Request | Copy all records verbatim.

Material supplied |
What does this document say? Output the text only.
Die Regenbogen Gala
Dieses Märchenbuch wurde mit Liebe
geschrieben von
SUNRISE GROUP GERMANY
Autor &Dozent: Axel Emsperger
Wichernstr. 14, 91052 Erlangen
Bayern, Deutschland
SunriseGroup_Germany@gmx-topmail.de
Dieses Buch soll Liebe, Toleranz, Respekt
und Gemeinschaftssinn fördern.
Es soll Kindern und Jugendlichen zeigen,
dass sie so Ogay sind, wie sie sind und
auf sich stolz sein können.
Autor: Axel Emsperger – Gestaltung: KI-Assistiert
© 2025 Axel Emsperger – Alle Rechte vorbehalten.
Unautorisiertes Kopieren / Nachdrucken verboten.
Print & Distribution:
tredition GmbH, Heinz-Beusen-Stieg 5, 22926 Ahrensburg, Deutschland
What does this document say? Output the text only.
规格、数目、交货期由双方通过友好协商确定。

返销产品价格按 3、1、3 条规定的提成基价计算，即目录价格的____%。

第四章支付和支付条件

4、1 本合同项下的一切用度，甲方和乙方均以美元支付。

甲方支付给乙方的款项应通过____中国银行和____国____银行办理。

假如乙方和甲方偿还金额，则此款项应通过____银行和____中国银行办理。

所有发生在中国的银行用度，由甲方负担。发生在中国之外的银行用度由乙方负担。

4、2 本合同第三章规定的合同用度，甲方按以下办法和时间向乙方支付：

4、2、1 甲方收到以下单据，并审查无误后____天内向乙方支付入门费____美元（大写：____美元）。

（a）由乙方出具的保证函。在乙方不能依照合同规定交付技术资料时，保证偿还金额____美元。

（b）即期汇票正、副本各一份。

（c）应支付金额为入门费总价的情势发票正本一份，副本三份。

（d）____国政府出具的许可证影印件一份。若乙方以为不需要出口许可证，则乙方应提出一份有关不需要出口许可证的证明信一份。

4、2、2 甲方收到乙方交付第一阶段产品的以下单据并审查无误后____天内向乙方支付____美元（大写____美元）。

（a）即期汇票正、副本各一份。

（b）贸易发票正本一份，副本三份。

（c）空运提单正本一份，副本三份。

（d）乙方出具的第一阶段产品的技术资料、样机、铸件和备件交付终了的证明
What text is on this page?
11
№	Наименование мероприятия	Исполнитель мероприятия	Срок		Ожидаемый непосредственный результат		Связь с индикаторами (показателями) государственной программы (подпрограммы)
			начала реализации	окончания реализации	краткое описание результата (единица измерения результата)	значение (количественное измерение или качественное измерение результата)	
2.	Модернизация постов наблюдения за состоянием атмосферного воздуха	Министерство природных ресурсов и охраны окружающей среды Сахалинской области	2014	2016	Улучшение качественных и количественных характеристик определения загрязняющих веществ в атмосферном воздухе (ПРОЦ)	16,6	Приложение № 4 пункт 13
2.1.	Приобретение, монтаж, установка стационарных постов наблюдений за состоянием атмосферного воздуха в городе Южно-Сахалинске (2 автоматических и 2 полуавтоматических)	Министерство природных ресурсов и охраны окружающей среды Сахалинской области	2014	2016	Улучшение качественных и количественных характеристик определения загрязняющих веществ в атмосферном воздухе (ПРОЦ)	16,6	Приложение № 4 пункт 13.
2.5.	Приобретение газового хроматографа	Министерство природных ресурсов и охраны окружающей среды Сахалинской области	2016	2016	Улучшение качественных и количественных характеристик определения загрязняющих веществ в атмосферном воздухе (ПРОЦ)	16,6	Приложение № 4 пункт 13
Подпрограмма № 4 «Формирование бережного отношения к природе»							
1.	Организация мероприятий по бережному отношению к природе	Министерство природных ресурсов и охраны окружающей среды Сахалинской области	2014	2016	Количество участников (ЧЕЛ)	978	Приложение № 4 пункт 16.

Written response |
What does this document say? Output the text only.
Die Regenbogen Gala
Dieses Märchenbuch wurde mit Liebe
geschrieben von
SUNRISE GROUP GERMANY
Autor &Dozent: Axel Emsperger
Wichernstr. 14, 91052 Erlangen
Bayern, Deutschland
SunriseGroup_Germany@gmx-topmail.de
Dieses Buch soll Liebe, Toleranz, Respekt
und Gemeinschaftssinn fördern.
Es soll Kindern und Jugendlichen zeigen,
dass sie so Ogay sind, wie sie sind und
auf sich stolz sein können.
Autor: Axel Emsperger – Gestaltung: KI-Assistiert
© 2025 Axel Emsperger – Alle Rechte vorbehalten.
Unautorisiertes Kopieren / Nachdrucken verboten.
Print & Distribution:
tredition GmbH, Heinz-Beusen-Stieg 5, 22926 Ahrensburg, Deutschland
What does this document say? Output the text only.
规格、数目、交货期由双方通过友好协商确定。

返销产品价格按 3、1、3 条规定的提成基价计算，即目录价格的____%。

第四章支付和支付条件

4、1 本合同项下的一切用度，甲方和乙方均以美元支付。

甲方支付给乙方的款项应通过____中国银行和____国____银行办理。

假如乙方和甲方偿还金额，则此款项应通过____银行和____中国银行办理。

所有发生在中国的银行用度，由甲方负担。发生在中国之外的银行用度由乙方负担。

4、2 本合同第三章规定的合同用度，甲方按以下办法和时间向乙方支付：

4、2、1 甲方收到以下单据，并审查无误后____天内向乙方支付入门费____美元（大写：____美元）。

（a）由乙方出具的保证函。在乙方不能依照合同规定交付技术资料时，保证偿还金额____美元。

（b）即期汇票正、副本各一份。

（c）应支付金额为入门费总价的情势发票正本一份，副本三份。

（d）____国政府出具的许可证影印件一份。若乙方以为不需要出口许可证，则乙方应提出一份有关不需要出口许可证的证明信一份。

4、2、2 甲方收到乙方交付第一阶段产品的以下单据并审查无误后____天内向乙方支付____美元（大写____美元）。

（a）即期汇票正、副本各一份。

（b）贸易发票正本一份，副本三份。

（c）空运提单正本一份，副本三份。

（d）乙方出具的第一阶段产品的技术资料、样机、铸件和备件交付终了的证明
What text is on this page?
11
№	Наименование мероприятия	Исполнитель мероприятия	Срок		Ожидаемый непосредственный результат		Связь с индикаторами (показателями) государственной программы (подпрограммы)
			начала реализации	окончания реализации	краткое описание результата (единица измерения результата)	значение (количественное измерение или качественное измерение результата)	
2.	Модернизация постов наблюдения за состоянием атмосферного воздуха	Министерство природных ресурсов и охраны окружающей среды Сахалинской области	2014	2016	Улучшение качественных и количественных характеристик определения загрязняющих веществ в атмосферном воздухе (ПРОЦ)	16,6	Приложение № 4 пункт 13
2.1.	Приобретение, монтаж, установка стационарных постов наблюдений за состоянием атмосферного воздуха в городе Южно-Сахалинске (2 автоматических и 2 полуавтоматических)	Министерство природных ресурсов и охраны окружающей среды Сахалинской области	2014	2016	Улучшение качественных и количественных характеристик определения загрязняющих веществ в атмосферном воздухе (ПРОЦ)	16,6	Приложение № 4 пункт 13.
2.5.	Приобретение газового хроматографа	Министерство природных ресурсов и охраны окружающей среды Сахалинской области	2016	2016	Улучшение качественных и количественных характеристик определения загрязняющих веществ в атмосферном воздухе (ПРОЦ)	16,6	Приложение № 4 пункт 13
Подпрограмма № 4 «Формирование бережного отношения к природе»							
1.	Организация мероприятий по бережному отношению к природе	Министерство природных ресурсов и охраны окружающей среды Сахалинской области	2014	2016	Количество участников (ЧЕЛ)	978	Приложение № 4 пункт 16.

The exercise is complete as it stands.